Records from a data collection:
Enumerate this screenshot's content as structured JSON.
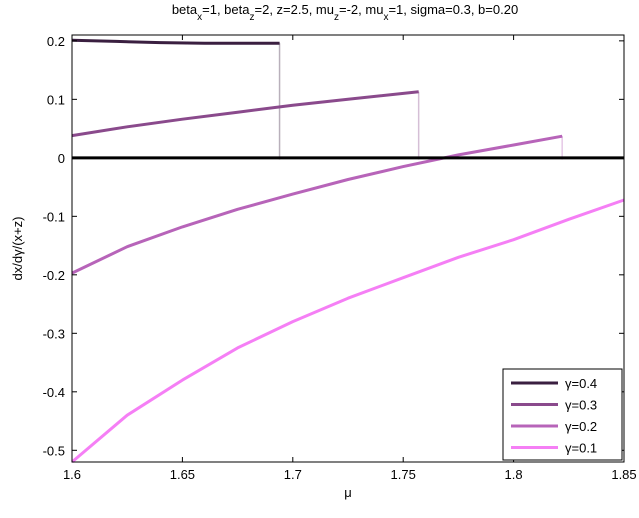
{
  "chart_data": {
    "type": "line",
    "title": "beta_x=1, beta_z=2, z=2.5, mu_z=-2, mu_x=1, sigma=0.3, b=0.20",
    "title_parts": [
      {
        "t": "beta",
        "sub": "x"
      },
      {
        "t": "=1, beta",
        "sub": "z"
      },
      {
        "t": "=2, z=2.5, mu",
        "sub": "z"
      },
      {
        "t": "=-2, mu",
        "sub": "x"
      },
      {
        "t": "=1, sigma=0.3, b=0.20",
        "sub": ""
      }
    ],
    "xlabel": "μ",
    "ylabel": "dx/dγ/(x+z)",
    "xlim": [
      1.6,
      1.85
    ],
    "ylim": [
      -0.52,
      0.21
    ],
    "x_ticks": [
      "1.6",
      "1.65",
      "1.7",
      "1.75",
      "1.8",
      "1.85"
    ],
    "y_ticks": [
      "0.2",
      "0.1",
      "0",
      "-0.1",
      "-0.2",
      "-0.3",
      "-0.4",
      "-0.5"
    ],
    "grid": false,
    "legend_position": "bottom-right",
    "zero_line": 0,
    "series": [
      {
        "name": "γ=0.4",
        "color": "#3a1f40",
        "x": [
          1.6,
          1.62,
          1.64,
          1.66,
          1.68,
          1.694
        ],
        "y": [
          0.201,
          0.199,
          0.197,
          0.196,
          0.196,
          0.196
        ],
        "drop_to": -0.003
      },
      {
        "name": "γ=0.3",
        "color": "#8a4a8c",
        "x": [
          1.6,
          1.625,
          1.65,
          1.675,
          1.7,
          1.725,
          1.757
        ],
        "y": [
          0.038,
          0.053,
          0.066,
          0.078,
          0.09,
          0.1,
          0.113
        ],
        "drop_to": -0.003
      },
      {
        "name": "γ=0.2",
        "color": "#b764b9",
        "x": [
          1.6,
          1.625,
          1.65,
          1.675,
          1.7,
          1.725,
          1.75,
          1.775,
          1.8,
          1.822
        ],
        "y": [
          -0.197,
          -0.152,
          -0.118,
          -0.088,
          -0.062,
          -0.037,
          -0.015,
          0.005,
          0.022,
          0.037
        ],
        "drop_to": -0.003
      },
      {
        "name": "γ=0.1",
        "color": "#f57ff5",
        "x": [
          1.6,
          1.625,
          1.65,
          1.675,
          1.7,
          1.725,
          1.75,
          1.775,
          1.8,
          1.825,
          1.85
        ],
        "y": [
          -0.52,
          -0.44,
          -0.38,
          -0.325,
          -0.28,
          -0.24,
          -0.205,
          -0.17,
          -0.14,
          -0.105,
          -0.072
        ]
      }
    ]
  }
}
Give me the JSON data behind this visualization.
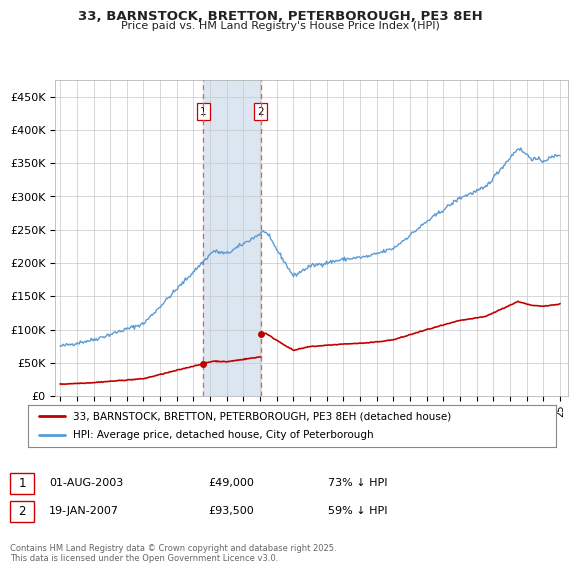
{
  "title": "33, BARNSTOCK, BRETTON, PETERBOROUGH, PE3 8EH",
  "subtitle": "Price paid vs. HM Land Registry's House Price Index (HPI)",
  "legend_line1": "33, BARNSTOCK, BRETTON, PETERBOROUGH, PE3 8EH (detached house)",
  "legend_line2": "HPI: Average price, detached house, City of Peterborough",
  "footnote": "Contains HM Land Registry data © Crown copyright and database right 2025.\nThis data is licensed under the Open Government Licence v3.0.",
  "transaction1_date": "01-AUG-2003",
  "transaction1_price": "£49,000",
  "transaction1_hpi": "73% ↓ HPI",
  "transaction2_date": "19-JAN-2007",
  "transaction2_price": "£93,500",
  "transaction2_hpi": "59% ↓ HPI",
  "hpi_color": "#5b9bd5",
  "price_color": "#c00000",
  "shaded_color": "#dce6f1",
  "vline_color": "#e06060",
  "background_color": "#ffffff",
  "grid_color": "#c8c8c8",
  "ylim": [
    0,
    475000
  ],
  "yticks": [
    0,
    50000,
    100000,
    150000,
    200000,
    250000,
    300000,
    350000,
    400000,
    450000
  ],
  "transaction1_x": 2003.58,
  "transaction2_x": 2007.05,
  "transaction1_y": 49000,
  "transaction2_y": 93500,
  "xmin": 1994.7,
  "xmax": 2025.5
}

* * *

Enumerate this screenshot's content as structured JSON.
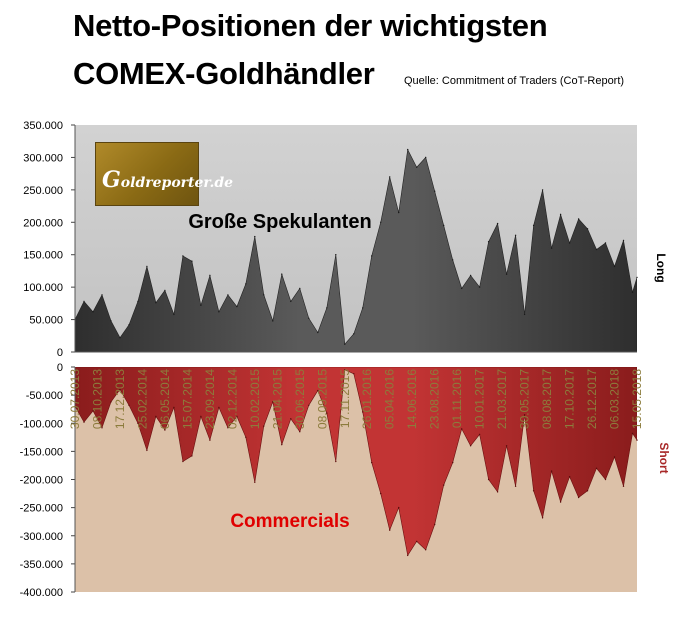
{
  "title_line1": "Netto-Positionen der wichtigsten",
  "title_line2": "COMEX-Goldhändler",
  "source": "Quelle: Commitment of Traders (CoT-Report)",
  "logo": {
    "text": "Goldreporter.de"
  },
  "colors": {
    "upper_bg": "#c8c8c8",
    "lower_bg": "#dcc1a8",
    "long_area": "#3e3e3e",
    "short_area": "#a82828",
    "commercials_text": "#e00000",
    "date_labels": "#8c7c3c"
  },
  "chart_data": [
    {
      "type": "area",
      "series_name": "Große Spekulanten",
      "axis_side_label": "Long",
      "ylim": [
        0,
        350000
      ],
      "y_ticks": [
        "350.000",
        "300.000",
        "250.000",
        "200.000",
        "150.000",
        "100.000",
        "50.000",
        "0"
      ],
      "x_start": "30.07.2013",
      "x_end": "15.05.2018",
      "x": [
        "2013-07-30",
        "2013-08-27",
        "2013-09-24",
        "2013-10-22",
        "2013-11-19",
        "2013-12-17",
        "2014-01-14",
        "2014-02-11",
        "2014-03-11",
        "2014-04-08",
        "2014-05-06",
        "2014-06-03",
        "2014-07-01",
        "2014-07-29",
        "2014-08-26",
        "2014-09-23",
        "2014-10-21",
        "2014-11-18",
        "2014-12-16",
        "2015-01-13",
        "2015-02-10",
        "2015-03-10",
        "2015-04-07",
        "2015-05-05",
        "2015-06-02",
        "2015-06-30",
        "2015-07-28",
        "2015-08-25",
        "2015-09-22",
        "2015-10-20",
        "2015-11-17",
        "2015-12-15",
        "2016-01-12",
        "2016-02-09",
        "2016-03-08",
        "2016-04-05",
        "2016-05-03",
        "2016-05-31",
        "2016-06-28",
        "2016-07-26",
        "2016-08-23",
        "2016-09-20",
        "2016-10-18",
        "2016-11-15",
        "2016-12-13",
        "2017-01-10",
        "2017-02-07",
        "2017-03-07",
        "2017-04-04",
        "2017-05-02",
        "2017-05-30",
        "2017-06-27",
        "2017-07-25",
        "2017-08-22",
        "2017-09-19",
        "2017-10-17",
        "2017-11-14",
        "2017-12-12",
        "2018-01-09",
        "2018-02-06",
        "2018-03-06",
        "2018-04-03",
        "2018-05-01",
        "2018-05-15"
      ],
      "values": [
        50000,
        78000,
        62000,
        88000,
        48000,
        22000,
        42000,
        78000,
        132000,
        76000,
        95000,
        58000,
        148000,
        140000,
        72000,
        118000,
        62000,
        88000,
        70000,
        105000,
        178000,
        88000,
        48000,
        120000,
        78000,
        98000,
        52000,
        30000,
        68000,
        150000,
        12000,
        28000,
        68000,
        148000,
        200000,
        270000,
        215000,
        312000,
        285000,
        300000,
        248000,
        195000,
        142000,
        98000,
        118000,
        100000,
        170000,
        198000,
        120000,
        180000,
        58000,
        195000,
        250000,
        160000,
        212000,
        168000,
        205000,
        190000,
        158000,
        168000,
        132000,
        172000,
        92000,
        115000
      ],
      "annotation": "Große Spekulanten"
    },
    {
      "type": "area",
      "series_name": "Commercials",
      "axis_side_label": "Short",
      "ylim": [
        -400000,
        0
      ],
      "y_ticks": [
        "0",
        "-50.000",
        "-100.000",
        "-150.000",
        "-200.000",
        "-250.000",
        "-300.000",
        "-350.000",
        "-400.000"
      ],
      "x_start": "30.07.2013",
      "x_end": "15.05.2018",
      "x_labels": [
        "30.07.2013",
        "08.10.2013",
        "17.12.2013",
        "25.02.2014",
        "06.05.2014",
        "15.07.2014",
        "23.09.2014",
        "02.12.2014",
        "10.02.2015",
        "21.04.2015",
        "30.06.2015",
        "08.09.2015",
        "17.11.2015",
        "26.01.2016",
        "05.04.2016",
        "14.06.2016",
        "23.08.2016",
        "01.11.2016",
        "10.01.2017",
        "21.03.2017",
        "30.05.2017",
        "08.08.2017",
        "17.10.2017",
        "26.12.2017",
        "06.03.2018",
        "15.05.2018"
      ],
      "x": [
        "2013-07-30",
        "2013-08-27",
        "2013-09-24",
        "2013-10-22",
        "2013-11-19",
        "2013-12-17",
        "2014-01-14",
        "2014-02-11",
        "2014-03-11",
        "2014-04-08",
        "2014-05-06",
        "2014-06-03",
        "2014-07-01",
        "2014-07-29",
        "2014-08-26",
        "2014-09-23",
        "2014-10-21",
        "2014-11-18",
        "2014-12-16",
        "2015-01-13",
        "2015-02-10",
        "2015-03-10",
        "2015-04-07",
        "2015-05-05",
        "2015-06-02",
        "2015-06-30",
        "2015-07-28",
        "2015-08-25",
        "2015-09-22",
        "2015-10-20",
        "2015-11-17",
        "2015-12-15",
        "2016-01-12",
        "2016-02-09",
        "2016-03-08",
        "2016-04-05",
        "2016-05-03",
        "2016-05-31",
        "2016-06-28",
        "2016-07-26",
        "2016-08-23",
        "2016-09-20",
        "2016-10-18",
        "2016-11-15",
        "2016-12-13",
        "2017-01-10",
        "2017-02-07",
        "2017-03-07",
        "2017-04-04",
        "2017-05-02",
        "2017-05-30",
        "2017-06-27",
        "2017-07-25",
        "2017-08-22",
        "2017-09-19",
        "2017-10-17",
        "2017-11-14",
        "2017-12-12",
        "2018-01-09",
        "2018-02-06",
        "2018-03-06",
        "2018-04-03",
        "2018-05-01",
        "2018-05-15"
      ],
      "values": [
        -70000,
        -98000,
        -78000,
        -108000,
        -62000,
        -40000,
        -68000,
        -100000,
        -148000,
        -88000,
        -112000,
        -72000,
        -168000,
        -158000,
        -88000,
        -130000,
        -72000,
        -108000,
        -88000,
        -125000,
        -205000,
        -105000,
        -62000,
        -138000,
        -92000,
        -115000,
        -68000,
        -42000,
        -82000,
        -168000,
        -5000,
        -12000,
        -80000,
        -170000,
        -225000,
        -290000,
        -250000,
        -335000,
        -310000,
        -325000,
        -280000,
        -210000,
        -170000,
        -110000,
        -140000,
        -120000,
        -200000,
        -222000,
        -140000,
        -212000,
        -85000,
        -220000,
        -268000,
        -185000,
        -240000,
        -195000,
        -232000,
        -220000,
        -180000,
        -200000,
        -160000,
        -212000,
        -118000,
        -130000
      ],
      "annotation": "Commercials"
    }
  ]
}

* * *

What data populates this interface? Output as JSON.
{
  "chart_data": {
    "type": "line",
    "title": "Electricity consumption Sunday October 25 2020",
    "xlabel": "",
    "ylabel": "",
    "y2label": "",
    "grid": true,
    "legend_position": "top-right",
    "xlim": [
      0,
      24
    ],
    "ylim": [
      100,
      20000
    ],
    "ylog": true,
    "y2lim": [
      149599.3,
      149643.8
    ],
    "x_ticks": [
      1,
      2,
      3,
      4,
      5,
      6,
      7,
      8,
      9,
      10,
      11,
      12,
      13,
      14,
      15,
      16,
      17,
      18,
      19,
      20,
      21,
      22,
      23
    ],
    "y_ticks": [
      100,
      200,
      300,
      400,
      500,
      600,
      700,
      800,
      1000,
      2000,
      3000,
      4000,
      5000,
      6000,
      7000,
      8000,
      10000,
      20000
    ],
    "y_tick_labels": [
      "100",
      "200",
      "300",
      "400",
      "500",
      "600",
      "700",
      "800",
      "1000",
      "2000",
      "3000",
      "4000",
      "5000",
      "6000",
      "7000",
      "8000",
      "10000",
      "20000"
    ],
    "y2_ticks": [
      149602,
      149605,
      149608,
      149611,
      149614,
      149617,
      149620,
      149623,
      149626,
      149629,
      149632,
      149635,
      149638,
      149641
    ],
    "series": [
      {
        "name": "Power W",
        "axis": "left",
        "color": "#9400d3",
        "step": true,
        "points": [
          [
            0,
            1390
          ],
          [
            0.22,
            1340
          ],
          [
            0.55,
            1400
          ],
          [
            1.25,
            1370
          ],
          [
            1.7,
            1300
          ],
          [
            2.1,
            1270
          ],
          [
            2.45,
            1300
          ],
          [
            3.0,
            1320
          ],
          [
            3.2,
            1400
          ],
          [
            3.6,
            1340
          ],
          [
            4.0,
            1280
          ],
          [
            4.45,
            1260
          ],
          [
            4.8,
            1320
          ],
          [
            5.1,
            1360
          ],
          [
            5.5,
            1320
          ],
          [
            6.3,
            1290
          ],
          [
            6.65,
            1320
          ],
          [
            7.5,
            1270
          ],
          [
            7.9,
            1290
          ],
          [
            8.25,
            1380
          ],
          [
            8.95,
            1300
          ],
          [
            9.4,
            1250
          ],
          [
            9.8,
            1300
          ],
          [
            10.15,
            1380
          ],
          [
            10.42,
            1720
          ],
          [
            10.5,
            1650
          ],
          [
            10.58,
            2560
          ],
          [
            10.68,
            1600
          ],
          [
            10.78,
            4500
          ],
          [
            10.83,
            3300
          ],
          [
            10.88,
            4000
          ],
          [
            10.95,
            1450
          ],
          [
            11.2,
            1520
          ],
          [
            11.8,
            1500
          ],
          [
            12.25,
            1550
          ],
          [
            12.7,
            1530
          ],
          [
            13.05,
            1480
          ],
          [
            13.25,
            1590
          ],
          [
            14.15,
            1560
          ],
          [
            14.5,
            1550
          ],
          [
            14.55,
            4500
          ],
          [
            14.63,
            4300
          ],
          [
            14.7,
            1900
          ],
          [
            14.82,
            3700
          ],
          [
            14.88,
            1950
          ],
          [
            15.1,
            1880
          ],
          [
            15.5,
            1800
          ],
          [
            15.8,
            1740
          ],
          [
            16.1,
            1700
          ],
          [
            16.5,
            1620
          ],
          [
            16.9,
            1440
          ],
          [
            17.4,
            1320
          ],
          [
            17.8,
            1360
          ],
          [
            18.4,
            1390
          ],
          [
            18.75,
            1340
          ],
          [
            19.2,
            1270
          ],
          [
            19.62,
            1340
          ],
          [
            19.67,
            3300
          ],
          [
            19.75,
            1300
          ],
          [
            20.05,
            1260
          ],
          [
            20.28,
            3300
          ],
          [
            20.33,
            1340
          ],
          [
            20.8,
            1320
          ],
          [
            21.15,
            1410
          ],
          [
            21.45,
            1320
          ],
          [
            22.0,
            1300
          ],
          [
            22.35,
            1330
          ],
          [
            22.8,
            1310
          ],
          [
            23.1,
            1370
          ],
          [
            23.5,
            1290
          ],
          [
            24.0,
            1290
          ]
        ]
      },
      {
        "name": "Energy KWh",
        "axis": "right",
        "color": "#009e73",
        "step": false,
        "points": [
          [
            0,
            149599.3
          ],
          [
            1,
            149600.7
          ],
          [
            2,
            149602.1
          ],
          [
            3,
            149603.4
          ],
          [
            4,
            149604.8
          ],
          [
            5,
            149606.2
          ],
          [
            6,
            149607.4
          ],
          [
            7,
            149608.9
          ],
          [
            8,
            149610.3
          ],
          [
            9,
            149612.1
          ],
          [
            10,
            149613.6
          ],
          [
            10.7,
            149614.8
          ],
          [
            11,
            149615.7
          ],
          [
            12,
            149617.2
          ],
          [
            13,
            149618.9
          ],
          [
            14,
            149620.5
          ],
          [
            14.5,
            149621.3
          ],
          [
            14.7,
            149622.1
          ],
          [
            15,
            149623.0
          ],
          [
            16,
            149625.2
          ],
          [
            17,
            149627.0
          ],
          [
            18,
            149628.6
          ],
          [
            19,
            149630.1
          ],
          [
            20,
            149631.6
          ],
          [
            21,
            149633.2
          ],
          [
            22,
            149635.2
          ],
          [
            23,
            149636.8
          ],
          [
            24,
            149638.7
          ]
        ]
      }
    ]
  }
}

Work to complete: Filter the entries down to the lines with the word "JSON" in them.

Reply to the task:
Enumerate this screenshot's content as structured JSON.
Give me the JSON data behind this visualization.
Enumerate this screenshot's content as structured JSON.
What data populates this interface? Output as JSON.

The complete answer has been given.